Go through the material below and copy each line where the word "mergliger" appears.
━━━━━ Recorded information ━━━━━
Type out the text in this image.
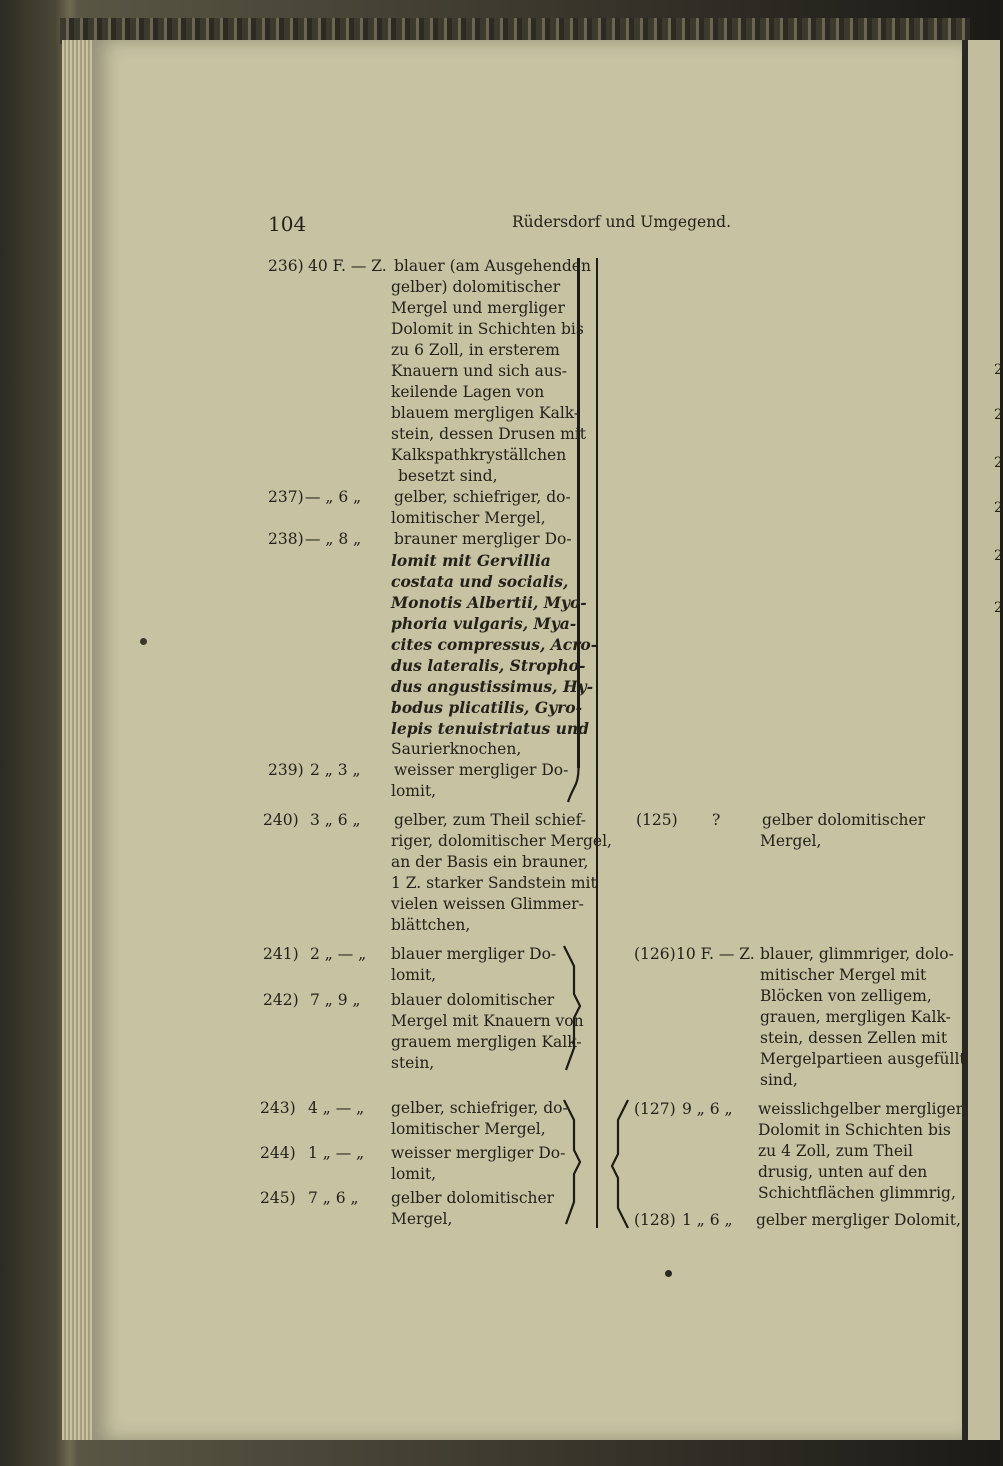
104	Rüdersdorf und Umgegend.
236) 40 F. — Z. blauer (am Ausgehenden
gelber) dolomitischer
Mergel und mergliger
Dolomit in Schichten bis
zu 6 Zoll, in ersterem
Knauern und sich aus-
keilende Lagen von
blauem mergligen Kalk-
stein, dessen Drusen mit
Kalkspathkryställchen
besetzt sind,
237) — „ 6 „ gelber, schiefriger, do-
lomitischer Mergel,
238) — „ 8 „ brauner mergliger Do-
lomit mit Gervillia
costata und socialis,
Monotis Albertii, Myo-
phoria vulgaris, Mya-
cites compressus, Acro-
dus lateralis, Stropho-
dus angustissimus, Hy-
bodus plicatilis, Gyro-
lepis tenuistriatus und
Saurierknochen,
239) 2 „ 3 „ weisser mergliger Do-
lomit,
240) 3 „ 6 „ gelber, zum Theil schief-
riger, dolomitischer Mergel,
an der Basis ein brauner,
1 Z. starker Sandstein mit
vielen weissen Glimmer-
blättchen,
241) 2 „ — „ blauer mergliger Do-
lomit,
242) 7 „ 9 „ blauer dolomitischer
Mergel mit Knauern von
grauem mergligen Kalk-
stein,
243) 4 „ — „ gelber, schiefriger, do-
lomitischer Mergel,
244) 1 „ — „ weisser mergliger Do-
lomit,
245) 7 „ 6 „ gelber dolomitischer
Mergel,
(125) ?	gelber dolomitischer
Mergel,
(126) 10 F. — Z. blauer, glimmriger, dolo-
mitischer Mergel mit
Blöcken von zelligem,
grauen, mergligen Kalk-
stein, dessen Zellen mit
Mergelpartieen ausgefüllt
sind,
(127) 9 „ 6 „ weisslichgelber mergliger
Dolomit in Schichten bis
zu 4 Zoll, zum Theil
drusig, unten auf den
Schichtflächen glimmrig,
(128) 1 „ 6 „ gelber mergliger Dolomit,
2
2
2
2
2
2
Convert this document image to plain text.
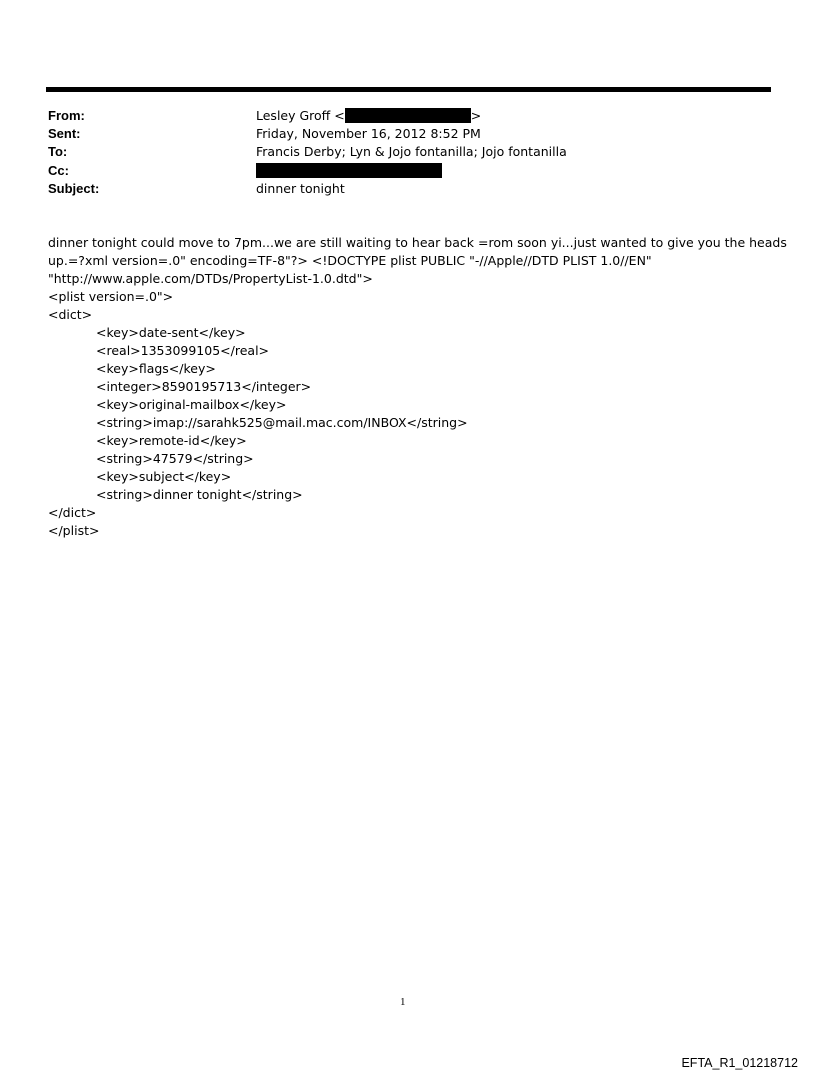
From:	Lesley Groff <	>
Sent:	Friday, November 16, 2012 8:52 PM
To:	Francis Derby; Lyn & Jojo fontanilla; Jojo fontanilla
Cc:
Subject:	dinner tonight

dinner tonight could move to 7pm...we are still waiting to hear back =rom soon yi...just wanted to give you the heads

up.=?xml version=.0" encoding=TF-8"?> <!DOCTYPE plist PUBLIC "-//Apple//DTD PLIST 1.0//EN"

"http://www.apple.com/DTDs/PropertyList-1.0.dtd">

<plist version=.0">

<dict>

<key>date-sent</key>

<real>1353099105</real>

<key>flags</key>

<integer>8590195713</integer>

<key>original-mailbox</key>

<string>imap://sarahk525@mail.mac.com/INBOX</string>

<key>remote-id</key>

<string>47579</string>

<key>subject</key>

<string>dinner tonight</string>

</dict>

</plist>

1
EFTA_R1_01218712
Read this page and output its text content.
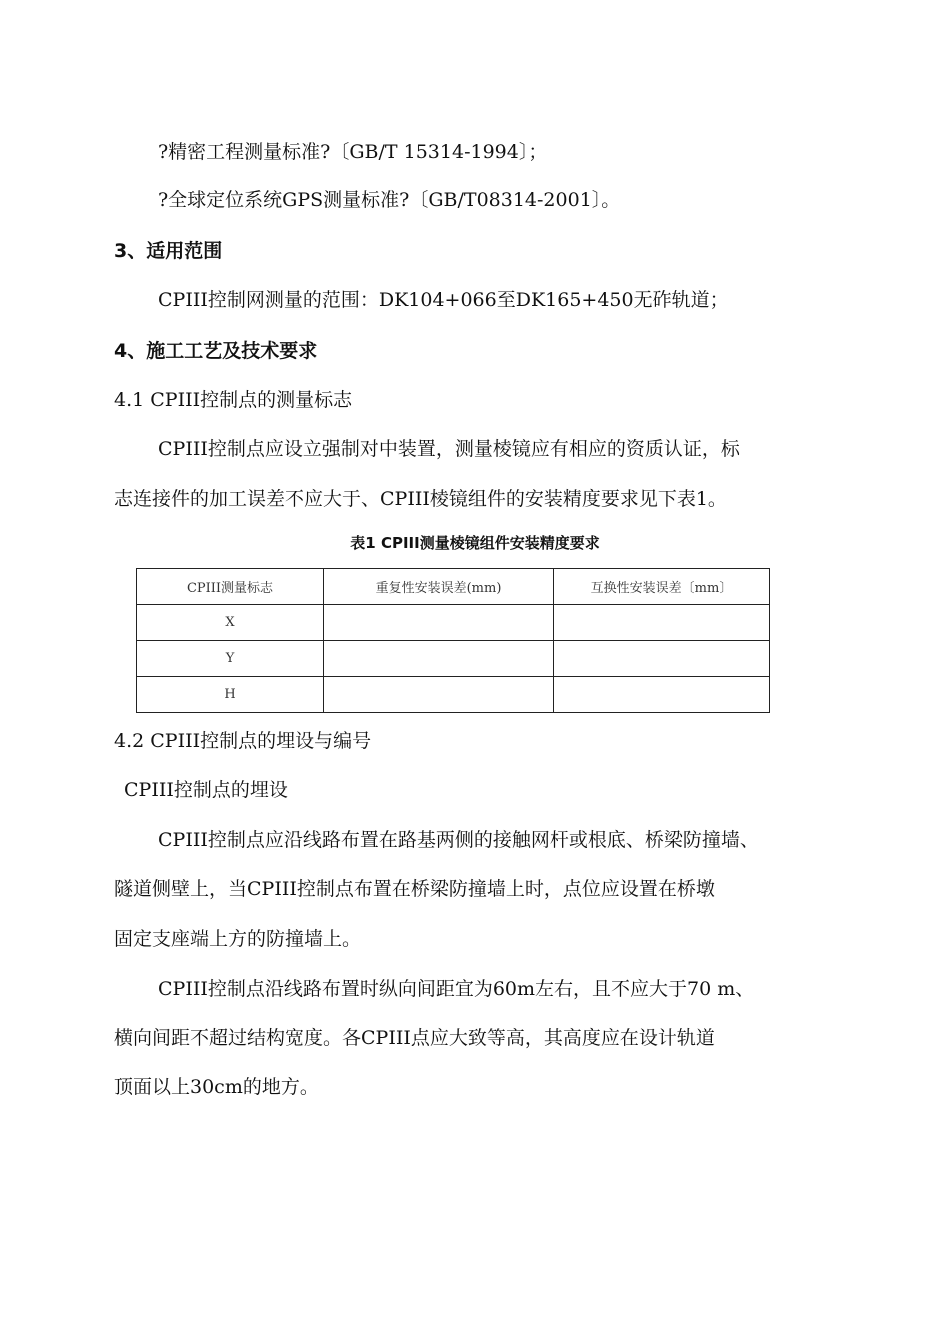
?精密工程测量标准?〔GB/T 15314-1994〕；
?全球定位系统GPS测量标准?〔GB/T08314-2001〕。
3、适用范围
CPIII控制网测量的范围：DK104+066至DK165+450无砟轨道；
4、施工工艺及技术要求
4.1 CPIII控制点的测量标志
CPIII控制点应设立强制对中装置，测量棱镜应有相应的资质认证，标
志连接件的加工误差不应大于、CPIII棱镜组件的安装精度要求见下表1。
表1 CPIII测量棱镜组件安装精度要求
CPIII测量标志	重复性安装误差(mm)	互换性安装误差〔mm〕
X		
Y		
H		
4.2 CPIII控制点的埋设与编号
CPIII控制点的埋设
CPIII控制点应沿线路布置在路基两侧的接触网杆或根底、桥梁防撞墙、
隧道侧壁上，当CPIII控制点布置在桥梁防撞墙上时，点位应设置在桥墩
固定支座端上方的防撞墙上。
CPIII控制点沿线路布置时纵向间距宜为60m左右，且不应大于70 m、
横向间距不超过结构宽度。各CPIII点应大致等高，其高度应在设计轨道
顶面以上30cm的地方。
━━━━━
(Correct response)
Mergel und mergliger
238) — „ 8 „ brauner mergliger Do-
239) 2 „ 3 „ weisser mergliger Do-
241) 2 „ — „ blauer mergliger Do-
244) 1 „ — „ weisser mergliger Do-
(127) 9 „ 6 „ weisslichgelber mergliger
(128) 1 „ 6 „ gelber mergliger Dolomit,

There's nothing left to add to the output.